Prompt
Here are some records. Copy each one exactly.

Provided records

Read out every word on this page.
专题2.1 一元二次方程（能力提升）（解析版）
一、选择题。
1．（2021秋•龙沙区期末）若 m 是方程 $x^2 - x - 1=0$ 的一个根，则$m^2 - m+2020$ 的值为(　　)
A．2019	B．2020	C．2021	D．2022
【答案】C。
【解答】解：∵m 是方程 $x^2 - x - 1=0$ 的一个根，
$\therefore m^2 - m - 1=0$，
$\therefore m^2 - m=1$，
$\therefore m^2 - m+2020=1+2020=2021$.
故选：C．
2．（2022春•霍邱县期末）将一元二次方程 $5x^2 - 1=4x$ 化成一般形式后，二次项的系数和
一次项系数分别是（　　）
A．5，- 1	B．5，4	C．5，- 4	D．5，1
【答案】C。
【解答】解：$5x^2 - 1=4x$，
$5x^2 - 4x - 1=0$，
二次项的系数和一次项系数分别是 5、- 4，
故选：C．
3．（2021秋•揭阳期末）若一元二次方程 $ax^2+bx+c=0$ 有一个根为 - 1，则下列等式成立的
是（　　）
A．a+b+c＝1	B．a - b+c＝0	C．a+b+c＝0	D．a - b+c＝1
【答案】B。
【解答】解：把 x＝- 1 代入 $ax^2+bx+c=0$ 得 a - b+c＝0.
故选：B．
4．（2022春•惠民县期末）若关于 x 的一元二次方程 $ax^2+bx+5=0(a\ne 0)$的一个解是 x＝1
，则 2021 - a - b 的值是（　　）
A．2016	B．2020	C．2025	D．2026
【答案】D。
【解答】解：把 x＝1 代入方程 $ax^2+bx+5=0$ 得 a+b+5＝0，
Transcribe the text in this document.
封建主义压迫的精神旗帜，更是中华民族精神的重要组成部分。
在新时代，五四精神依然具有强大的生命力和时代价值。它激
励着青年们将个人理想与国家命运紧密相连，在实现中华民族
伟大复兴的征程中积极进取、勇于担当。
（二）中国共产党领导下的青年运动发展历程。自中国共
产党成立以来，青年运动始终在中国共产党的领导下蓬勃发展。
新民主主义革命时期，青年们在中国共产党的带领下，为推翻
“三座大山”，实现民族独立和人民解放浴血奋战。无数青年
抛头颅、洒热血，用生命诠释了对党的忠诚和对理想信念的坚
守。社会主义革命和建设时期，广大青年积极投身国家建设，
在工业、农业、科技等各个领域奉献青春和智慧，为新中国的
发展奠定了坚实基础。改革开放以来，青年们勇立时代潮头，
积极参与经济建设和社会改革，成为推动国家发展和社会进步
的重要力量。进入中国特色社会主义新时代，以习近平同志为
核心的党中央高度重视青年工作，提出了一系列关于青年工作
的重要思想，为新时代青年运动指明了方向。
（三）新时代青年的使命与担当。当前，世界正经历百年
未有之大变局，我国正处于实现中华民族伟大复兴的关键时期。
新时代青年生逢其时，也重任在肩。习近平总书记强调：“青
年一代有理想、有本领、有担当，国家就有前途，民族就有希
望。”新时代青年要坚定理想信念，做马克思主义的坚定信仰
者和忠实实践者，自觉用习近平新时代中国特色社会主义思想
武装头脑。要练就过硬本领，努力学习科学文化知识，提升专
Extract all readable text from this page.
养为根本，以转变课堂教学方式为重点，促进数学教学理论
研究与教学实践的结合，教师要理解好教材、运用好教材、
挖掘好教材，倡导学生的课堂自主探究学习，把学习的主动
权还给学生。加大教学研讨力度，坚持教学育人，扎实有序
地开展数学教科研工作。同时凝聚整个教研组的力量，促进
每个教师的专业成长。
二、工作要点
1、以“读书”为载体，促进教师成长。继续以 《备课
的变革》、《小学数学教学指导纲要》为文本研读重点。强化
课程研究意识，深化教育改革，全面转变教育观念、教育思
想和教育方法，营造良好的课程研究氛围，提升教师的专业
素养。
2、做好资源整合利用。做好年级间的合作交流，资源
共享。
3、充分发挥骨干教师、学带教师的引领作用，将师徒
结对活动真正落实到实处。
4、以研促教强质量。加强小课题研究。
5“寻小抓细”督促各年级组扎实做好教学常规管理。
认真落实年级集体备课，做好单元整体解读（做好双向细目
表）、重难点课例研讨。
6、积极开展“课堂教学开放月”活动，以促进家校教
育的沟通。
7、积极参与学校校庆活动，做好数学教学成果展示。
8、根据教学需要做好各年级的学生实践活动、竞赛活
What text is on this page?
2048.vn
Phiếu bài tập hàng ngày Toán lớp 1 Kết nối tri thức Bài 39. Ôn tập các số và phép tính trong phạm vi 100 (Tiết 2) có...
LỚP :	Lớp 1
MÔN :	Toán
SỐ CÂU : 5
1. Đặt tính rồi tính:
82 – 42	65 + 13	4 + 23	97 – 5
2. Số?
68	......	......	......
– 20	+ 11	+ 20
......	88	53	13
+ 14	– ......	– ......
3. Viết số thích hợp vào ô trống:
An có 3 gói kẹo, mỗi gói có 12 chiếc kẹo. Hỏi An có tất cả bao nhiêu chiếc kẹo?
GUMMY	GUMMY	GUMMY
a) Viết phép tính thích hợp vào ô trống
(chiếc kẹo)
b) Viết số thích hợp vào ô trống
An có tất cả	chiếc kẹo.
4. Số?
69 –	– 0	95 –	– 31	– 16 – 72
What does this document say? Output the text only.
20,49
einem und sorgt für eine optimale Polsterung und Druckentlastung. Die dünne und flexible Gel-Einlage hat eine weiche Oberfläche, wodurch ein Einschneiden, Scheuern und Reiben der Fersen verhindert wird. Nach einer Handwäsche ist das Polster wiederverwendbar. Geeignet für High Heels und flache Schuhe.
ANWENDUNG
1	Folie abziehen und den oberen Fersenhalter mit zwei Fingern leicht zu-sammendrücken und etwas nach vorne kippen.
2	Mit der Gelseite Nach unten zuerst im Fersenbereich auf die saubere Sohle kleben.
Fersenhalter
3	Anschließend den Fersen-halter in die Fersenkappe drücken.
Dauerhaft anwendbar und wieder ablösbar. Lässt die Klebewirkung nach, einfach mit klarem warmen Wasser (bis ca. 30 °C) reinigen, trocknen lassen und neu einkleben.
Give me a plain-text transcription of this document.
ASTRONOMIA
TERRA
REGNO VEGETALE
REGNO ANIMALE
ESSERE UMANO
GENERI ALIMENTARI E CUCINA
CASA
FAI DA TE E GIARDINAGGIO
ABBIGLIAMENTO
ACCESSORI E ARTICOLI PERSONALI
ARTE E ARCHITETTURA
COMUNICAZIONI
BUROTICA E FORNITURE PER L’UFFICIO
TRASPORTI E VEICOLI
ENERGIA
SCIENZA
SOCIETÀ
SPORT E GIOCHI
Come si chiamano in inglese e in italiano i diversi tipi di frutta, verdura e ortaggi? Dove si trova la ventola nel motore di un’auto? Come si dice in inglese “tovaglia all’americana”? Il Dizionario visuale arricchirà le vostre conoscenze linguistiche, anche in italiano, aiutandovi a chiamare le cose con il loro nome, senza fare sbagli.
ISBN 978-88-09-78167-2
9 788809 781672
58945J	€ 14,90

Solution below
Read out every word on this page.
专题2.1 一元二次方程（能力提升）（解析版）
一、选择题。
1．（2021秋•龙沙区期末）若 m 是方程 $x^2 - x - 1=0$ 的一个根，则$m^2 - m+2020$ 的值为(　　)
A．2019	B．2020	C．2021	D．2022
【答案】C。
【解答】解：∵m 是方程 $x^2 - x - 1=0$ 的一个根，
$\therefore m^2 - m - 1=0$，
$\therefore m^2 - m=1$，
$\therefore m^2 - m+2020=1+2020=2021$.
故选：C．
2．（2022春•霍邱县期末）将一元二次方程 $5x^2 - 1=4x$ 化成一般形式后，二次项的系数和
一次项系数分别是（　　）
A．5，- 1	B．5，4	C．5，- 4	D．5，1
【答案】C。
【解答】解：$5x^2 - 1=4x$，
$5x^2 - 4x - 1=0$，
二次项的系数和一次项系数分别是 5、- 4，
故选：C．
3．（2021秋•揭阳期末）若一元二次方程 $ax^2+bx+c=0$ 有一个根为 - 1，则下列等式成立的
是（　　）
A．a+b+c＝1	B．a - b+c＝0	C．a+b+c＝0	D．a - b+c＝1
【答案】B。
【解答】解：把 x＝- 1 代入 $ax^2+bx+c=0$ 得 a - b+c＝0.
故选：B．
4．（2022春•惠民县期末）若关于 x 的一元二次方程 $ax^2+bx+5=0(a\ne 0)$的一个解是 x＝1
，则 2021 - a - b 的值是（　　）
A．2016	B．2020	C．2025	D．2026
【答案】D。
【解答】解：把 x＝1 代入方程 $ax^2+bx+5=0$ 得 a+b+5＝0，
Transcribe the text in this document.
封建主义压迫的精神旗帜，更是中华民族精神的重要组成部分。
在新时代，五四精神依然具有强大的生命力和时代价值。它激
励着青年们将个人理想与国家命运紧密相连，在实现中华民族
伟大复兴的征程中积极进取、勇于担当。
（二）中国共产党领导下的青年运动发展历程。自中国共
产党成立以来，青年运动始终在中国共产党的领导下蓬勃发展。
新民主主义革命时期，青年们在中国共产党的带领下，为推翻
“三座大山”，实现民族独立和人民解放浴血奋战。无数青年
抛头颅、洒热血，用生命诠释了对党的忠诚和对理想信念的坚
守。社会主义革命和建设时期，广大青年积极投身国家建设，
在工业、农业、科技等各个领域奉献青春和智慧，为新中国的
发展奠定了坚实基础。改革开放以来，青年们勇立时代潮头，
积极参与经济建设和社会改革，成为推动国家发展和社会进步
的重要力量。进入中国特色社会主义新时代，以习近平同志为
核心的党中央高度重视青年工作，提出了一系列关于青年工作
的重要思想，为新时代青年运动指明了方向。
（三）新时代青年的使命与担当。当前，世界正经历百年
未有之大变局，我国正处于实现中华民族伟大复兴的关键时期。
新时代青年生逢其时，也重任在肩。习近平总书记强调：“青
年一代有理想、有本领、有担当，国家就有前途，民族就有希
望。”新时代青年要坚定理想信念，做马克思主义的坚定信仰
者和忠实实践者，自觉用习近平新时代中国特色社会主义思想
武装头脑。要练就过硬本领，努力学习科学文化知识，提升专
Extract all readable text from this page.
养为根本，以转变课堂教学方式为重点，促进数学教学理论
研究与教学实践的结合，教师要理解好教材、运用好教材、
挖掘好教材，倡导学生的课堂自主探究学习，把学习的主动
权还给学生。加大教学研讨力度，坚持教学育人，扎实有序
地开展数学教科研工作。同时凝聚整个教研组的力量，促进
每个教师的专业成长。
二、工作要点
1、以“读书”为载体，促进教师成长。继续以 《备课
的变革》、《小学数学教学指导纲要》为文本研读重点。强化
课程研究意识，深化教育改革，全面转变教育观念、教育思
想和教育方法，营造良好的课程研究氛围，提升教师的专业
素养。
2、做好资源整合利用。做好年级间的合作交流，资源
共享。
3、充分发挥骨干教师、学带教师的引领作用，将师徒
结对活动真正落实到实处。
4、以研促教强质量。加强小课题研究。
5“寻小抓细”督促各年级组扎实做好教学常规管理。
认真落实年级集体备课，做好单元整体解读（做好双向细目
表）、重难点课例研讨。
6、积极开展“课堂教学开放月”活动，以促进家校教
育的沟通。
7、积极参与学校校庆活动，做好数学教学成果展示。
8、根据教学需要做好各年级的学生实践活动、竞赛活
What text is on this page?
2048.vn
Phiếu bài tập hàng ngày Toán lớp 1 Kết nối tri thức Bài 39. Ôn tập các số và phép tính trong phạm vi 100 (Tiết 2) có...
LỚP :	Lớp 1
MÔN :	Toán
SỐ CÂU : 5
1. Đặt tính rồi tính:
82 – 42	65 + 13	4 + 23	97 – 5
2. Số?
68	......	......	......
– 20	+ 11	+ 20
......	88	53	13
+ 14	– ......	– ......
3. Viết số thích hợp vào ô trống:
An có 3 gói kẹo, mỗi gói có 12 chiếc kẹo. Hỏi An có tất cả bao nhiêu chiếc kẹo?
GUMMY	GUMMY	GUMMY
a) Viết phép tính thích hợp vào ô trống
(chiếc kẹo)
b) Viết số thích hợp vào ô trống
An có tất cả	chiếc kẹo.
4. Số?
69 –	– 0	95 –	– 31	– 16 – 72
What does this document say? Output the text only.
20,49
einem und sorgt für eine optimale Polsterung und Druckentlastung. Die dünne und flexible Gel-Einlage hat eine weiche Oberfläche, wodurch ein Einschneiden, Scheuern und Reiben der Fersen verhindert wird. Nach einer Handwäsche ist das Polster wiederverwendbar. Geeignet für High Heels und flache Schuhe.
ANWENDUNG
1	Folie abziehen und den oberen Fersenhalter mit zwei Fingern leicht zu-sammendrücken und etwas nach vorne kippen.
2	Mit der Gelseite Nach unten zuerst im Fersenbereich auf die saubere Sohle kleben.
Fersenhalter
3	Anschließend den Fersen-halter in die Fersenkappe drücken.
Dauerhaft anwendbar und wieder ablösbar. Lässt die Klebewirkung nach, einfach mit klarem warmen Wasser (bis ca. 30 °C) reinigen, trocknen lassen und neu einkleben.
Give me a plain-text transcription of this document.
ASTRONOMIA
TERRA
REGNO VEGETALE
REGNO ANIMALE
ESSERE UMANO
GENERI ALIMENTARI E CUCINA
CASA
FAI DA TE E GIARDINAGGIO
ABBIGLIAMENTO
ACCESSORI E ARTICOLI PERSONALI
ARTE E ARCHITETTURA
COMUNICAZIONI
BUROTICA E FORNITURE PER L’UFFICIO
TRASPORTI E VEICOLI
ENERGIA
SCIENZA
SOCIETÀ
SPORT E GIOCHI
Come si chiamano in inglese e in italiano i diversi tipi di frutta, verdura e ortaggi? Dove si trova la ventola nel motore di un’auto? Come si dice in inglese “tovaglia all’americana”? Il Dizionario visuale arricchirà le vostre conoscenze linguistiche, anche in italiano, aiutandovi a chiamare le cose con il loro nome, senza fare sbagli.
ISBN 978-88-09-78167-2
9 788809 781672
58945J	€ 14,90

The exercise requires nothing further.